任務要求 1. 把非典首例病人這段文字從“兩天后,河源市人民醫院再次收”到“使用各種抗生素治療均不見效。”這一部分照原文抄寫出來。
任務要求 2. 用兩句話概括這段關於非典首例病人的文字。

文字節選.
========

葉依
中國首例報告的SARS病人,即非典病人,也是全球首例,他是廣東人黃杏初。2002年12月15日下午,黃杏初被送到廣東省河源市人民醫院內科病區。當班醫生葉鈞強診斷其癥狀為高熱、咳嗽、呼吸困難。
兩天后,河源市人民醫院再次收到一位癥狀相同的患者郭仕程。葉鈞強笑稱與他們相會是“緣分”,這兩位病人都是在外地患病后返回到河源老家的。在用了各種退熱方法及抗生素治療后,兩位患者的病情始終不見起色。
病情緊急!葉鈞強親自把黃杏初送往廣州軍區廣州總醫院。12月22日,他又把郭仕程送往廣州呼吸疾病研究所。
很快,葉鈞強這位最初接觸非典病人的醫生與河源市人民醫院的其他6名醫護人員,都受到感染出現了與患者相類似的癥狀。
郭仕程從河源轉到呼研所時情況“特殊”,不僅持續高熱、干咳,而且肺部經X光透視呈現了“白肺”:雙肺部炎癥呈彌漫性滲出,陰影占據了整個肺部,使用各種抗生素治療均不見效。

========

存儲資料.

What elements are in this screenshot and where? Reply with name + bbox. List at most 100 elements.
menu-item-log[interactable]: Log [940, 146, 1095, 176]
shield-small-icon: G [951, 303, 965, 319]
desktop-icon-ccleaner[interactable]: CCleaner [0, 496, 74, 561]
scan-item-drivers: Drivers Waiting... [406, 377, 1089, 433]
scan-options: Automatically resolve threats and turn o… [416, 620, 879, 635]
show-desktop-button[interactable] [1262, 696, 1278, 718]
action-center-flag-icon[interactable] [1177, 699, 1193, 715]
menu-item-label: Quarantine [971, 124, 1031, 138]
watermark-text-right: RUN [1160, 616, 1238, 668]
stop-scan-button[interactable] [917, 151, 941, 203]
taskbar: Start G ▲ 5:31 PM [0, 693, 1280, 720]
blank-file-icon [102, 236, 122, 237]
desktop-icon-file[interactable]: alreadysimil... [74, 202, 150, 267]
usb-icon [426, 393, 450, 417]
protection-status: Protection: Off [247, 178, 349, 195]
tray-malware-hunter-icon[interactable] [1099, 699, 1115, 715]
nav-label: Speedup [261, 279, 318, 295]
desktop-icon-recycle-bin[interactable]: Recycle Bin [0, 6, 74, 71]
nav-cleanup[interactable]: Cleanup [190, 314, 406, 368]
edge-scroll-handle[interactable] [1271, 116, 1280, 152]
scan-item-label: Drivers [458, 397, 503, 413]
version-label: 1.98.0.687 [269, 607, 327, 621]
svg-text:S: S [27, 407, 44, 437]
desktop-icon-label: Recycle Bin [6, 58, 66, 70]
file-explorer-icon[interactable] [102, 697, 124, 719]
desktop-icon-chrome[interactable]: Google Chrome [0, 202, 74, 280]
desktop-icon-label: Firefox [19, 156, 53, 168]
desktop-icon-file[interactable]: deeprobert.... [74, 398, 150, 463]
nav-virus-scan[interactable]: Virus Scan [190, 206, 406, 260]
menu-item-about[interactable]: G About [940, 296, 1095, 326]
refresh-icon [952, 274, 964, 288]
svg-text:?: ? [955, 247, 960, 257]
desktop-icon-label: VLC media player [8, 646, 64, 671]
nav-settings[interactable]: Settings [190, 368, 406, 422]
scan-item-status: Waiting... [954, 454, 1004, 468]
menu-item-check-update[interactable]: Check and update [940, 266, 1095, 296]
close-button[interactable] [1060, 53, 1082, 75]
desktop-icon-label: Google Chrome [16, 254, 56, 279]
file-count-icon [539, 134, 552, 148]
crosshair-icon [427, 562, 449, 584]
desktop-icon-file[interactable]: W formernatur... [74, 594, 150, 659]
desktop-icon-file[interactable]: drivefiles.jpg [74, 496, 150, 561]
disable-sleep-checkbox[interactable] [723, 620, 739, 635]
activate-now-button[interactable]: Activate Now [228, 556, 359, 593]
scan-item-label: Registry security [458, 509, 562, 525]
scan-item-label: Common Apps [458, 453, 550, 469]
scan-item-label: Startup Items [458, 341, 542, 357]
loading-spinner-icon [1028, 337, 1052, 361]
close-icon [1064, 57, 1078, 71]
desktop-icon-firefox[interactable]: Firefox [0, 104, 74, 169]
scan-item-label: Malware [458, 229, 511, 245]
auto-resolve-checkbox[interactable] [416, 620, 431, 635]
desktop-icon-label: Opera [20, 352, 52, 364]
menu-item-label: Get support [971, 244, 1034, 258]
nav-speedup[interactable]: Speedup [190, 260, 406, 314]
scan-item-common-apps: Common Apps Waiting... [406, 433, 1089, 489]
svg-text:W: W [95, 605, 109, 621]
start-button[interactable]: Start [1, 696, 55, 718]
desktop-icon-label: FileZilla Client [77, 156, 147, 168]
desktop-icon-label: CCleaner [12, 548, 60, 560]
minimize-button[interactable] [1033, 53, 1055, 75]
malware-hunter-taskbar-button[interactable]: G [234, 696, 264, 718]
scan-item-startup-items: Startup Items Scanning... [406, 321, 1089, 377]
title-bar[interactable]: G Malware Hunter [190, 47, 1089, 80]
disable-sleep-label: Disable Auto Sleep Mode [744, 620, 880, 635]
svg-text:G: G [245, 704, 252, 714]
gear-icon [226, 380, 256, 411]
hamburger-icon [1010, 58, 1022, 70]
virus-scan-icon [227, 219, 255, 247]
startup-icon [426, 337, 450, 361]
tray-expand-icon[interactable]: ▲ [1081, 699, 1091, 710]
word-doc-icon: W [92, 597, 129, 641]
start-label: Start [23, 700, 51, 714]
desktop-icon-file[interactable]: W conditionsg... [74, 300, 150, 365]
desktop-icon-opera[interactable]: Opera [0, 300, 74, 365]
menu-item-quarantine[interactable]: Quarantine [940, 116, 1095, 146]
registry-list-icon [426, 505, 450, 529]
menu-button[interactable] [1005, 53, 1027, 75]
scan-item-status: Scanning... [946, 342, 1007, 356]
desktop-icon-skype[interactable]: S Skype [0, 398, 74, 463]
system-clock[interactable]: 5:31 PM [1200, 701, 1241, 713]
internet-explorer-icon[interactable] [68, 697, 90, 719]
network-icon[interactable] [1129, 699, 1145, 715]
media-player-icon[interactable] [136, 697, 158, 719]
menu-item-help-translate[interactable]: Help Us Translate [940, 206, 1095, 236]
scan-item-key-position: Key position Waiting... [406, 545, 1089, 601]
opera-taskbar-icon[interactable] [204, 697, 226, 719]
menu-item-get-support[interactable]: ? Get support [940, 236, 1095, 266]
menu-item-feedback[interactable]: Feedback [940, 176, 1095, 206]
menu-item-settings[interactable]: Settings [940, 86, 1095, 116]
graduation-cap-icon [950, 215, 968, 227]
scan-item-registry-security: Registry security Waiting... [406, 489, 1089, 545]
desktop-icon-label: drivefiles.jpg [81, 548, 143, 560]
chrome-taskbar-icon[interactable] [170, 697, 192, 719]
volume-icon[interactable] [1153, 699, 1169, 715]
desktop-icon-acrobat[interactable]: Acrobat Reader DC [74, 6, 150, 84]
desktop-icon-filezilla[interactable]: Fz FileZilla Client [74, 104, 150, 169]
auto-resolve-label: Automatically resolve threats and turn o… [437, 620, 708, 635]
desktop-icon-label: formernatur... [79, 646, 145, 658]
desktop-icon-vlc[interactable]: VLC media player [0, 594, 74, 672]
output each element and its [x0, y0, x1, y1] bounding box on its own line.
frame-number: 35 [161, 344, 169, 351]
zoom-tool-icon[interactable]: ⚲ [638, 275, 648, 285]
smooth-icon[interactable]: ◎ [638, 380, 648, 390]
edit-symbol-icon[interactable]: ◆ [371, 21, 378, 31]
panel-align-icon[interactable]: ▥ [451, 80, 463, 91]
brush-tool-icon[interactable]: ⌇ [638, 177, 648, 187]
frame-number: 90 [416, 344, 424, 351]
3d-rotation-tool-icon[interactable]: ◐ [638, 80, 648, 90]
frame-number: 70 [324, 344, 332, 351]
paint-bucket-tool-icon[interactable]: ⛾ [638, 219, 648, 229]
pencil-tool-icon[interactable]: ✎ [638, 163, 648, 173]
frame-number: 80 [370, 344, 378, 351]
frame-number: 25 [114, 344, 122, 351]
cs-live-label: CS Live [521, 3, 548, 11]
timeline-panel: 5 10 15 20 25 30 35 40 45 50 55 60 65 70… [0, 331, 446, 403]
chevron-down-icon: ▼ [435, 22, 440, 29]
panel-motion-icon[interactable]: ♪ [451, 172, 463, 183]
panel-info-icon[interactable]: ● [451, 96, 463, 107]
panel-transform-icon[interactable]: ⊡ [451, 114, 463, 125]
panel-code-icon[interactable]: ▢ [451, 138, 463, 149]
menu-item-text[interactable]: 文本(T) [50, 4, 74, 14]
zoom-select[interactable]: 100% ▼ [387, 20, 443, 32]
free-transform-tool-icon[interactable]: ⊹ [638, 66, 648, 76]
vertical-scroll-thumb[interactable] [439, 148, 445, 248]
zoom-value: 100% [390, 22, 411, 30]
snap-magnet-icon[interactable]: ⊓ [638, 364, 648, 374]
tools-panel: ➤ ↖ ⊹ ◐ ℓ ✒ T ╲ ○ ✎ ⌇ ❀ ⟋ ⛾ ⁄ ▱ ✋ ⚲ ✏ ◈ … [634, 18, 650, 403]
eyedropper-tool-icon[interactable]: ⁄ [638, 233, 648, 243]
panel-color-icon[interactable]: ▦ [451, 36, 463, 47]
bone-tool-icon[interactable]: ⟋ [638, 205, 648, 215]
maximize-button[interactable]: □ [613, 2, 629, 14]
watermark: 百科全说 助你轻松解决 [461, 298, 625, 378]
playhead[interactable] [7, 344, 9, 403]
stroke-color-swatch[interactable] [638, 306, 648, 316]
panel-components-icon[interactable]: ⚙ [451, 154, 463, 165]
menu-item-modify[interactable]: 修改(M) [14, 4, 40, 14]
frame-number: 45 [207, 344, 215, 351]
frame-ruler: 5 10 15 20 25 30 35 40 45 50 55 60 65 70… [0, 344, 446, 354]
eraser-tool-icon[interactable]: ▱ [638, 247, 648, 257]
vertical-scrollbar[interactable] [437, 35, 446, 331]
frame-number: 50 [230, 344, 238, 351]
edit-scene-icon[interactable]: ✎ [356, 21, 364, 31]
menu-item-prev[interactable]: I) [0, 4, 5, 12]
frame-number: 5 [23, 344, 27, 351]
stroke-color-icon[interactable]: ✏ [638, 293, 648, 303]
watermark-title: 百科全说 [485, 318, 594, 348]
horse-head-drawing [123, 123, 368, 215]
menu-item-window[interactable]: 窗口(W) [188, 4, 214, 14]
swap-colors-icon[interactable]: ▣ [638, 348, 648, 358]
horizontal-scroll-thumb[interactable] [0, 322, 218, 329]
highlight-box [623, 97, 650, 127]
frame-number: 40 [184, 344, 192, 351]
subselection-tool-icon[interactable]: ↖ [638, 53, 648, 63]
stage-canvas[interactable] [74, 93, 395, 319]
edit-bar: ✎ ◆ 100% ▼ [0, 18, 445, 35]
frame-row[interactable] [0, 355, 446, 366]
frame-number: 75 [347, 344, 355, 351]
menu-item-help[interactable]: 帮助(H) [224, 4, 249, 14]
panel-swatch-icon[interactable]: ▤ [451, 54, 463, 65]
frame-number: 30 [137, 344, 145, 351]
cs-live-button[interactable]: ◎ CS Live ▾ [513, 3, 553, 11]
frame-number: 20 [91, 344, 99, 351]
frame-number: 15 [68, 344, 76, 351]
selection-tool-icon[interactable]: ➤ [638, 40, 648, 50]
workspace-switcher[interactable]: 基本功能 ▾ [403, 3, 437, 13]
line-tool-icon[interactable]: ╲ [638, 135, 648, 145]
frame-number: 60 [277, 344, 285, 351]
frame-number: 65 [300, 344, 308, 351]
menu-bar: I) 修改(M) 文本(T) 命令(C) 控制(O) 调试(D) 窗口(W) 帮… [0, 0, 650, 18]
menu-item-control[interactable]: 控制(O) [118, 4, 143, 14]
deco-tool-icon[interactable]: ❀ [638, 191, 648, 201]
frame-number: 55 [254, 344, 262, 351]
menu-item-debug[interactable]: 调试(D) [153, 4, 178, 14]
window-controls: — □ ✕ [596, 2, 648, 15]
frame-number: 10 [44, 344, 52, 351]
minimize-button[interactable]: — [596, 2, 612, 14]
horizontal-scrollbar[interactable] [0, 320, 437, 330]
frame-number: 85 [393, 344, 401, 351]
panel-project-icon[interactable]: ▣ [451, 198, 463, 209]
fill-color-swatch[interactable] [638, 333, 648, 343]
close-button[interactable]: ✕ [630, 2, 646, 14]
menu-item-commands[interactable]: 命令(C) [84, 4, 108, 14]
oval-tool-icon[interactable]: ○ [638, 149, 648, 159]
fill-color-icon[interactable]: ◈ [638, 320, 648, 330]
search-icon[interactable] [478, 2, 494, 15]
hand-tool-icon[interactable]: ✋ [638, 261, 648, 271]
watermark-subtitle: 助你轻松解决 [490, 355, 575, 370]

========

作答區 1.
兩天后,河源市人民醫院再次收到一位癥狀相同的患者郭仕程。葉鈞強笑稱與他們相會是“緣分”,這兩位病人都是在外地患病后返回到河源老家的。在用了各種退熱方法及抗生素治療后,兩位患者的病情始終不見起色。
病情緊急!葉鈞強親自把黃杏初送往廣州軍區廣州總醫院。12月22日,他又把郭仕程送往廣州呼吸疾病研究所。
很快,葉鈞強這位最初接觸非典病人的醫生與河源市人民醫院的其他6名醫護人員,都受到感染出現了與患者相類似的癥狀。
郭仕程從河源轉到呼研所時情況“特殊”,不僅持續高熱、干咳,而且肺部經X光透視呈現了“白肺”:雙肺部炎癥呈彌漫性滲出,陰影占據了整個肺部,使用各種抗生素治療均不見效。

作答區 2. 2002年12月,全球首例報告的非典病人黃杏初和癥狀相同的郭仕程先後住進河源市人民醫院。經退熱和抗生素治療均不見起色,醫生葉鈞強把兩人分別送往廣州的醫院,隨後他和另外6名醫護人員也受到感染,而郭仕程轉到呼研所時肺部已呈“白肺”。